A beloved Finnish filmmaker puts his warmhearted stamp on the immigrant experience

A beloved Finnish filmmaker puts his warmhearted stamp on the immigrant experience

Every day, Watch This offers staff recommendations inspired by a new movie coming out that week. This week: James Gray’s upcoming The Immigrant has us thinking about the immigrant experience and films that explore it.

Le Havre (2011)

In Le Havre, Finnish auteur Aki Kaurismäki turns the tricky topic of anti-immigrant sentiment in France into a warmhearted yarn with a subversive streak. Under Kaurismäki’s cinematic eye, the harbor town of the title is turned into a cozy village of narrow streets and colorful storefronts, where everyone still smokes inside and it’s still possible to buy things on store credit. There are only a few things that give Le Havre a definite place in time, including the one-time use of an old flip phone and a newspaper with the name “al-Qaeda” in the headline.

The subject of all the suspicion passing through this small harbor city is a young boy named Idrissa (Blondin Miguel), one of many African refugees found in a cargo container sent to Le Havre by accident. When the police open the container, the refugees are all wearing their nicest clothes and gaze back at the officers steadily, as the camera focuses on each person’s face in turn. A nod from Idrissa’s grandfather, Mahamat Saleh (Umban U’kset), gives Idrissa the signal to escape before he can be brought to a refugee camp along with the others. The hope is that Idrissa can find his way to London to be with his mother before the police deport him. “Armed and dangerous?” the headlines scream.

Although Idrissa’s situation is urgent, the pace of Le Havre is languid, and because Kaurismäki is a humanist, most of his characters are well meaning, or at least fairly harmless. Idrissa’s main champion is Marcel (André Wilms), a former bohemian who shines shoes where and when he can. Business is bad, and his beloved wife, Arletty (Kati Outinen), is in the hospital, but when he discovers Idrissa hiding in the waters by the harbor, Marcel goes above and beyond to help the youngster get to London. Marcel’s friends and neighbors join in without question; this slice of the city would rather turn to each other than strangers or the police.

[Stored records]
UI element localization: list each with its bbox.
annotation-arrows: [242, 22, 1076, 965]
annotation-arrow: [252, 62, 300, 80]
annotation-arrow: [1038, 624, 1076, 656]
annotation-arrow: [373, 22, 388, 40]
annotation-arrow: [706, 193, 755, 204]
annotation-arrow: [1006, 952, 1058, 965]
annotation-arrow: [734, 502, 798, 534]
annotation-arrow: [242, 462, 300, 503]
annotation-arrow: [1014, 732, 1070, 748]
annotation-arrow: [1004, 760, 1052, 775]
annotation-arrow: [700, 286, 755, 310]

▶ [Work task 1]: Write out a passage from the Le Havre review, beginning at the words "The subject of" and stopping after "the headlines scream.".
▶ [Work task 2]:
Answer these from the Le Havre review:
(a) Which actor plays Idrissa?
(b) What is the name of Marcel's wife?
(c) Who directed The Immigrant?

▶ [Response box 1]:
The subject of all the suspicion passing through this small harbor city is a young boy named Idrissa (Blondin Miguel), one of many African refugees found in a cargo container sent to Le Havre by accident. When the police open the container, the refugees are all wearing their nicest clothes and gaze back at the officers steadily, as the camera focuses on each person’s face in turn. A nod from Idrissa’s grandfather, Mahamat Saleh (Umban U’kset), gives Idrissa the signal to escape before he can be brought to a refugee camp along with the others. The hope is that Idrissa can find his way to London to be with his mother before the police deport him. “Armed and dangerous?” the headlines scream.

▶ [Response box 2]:
(a) Blondin Miguel
(b) Arletty
(c) James Gray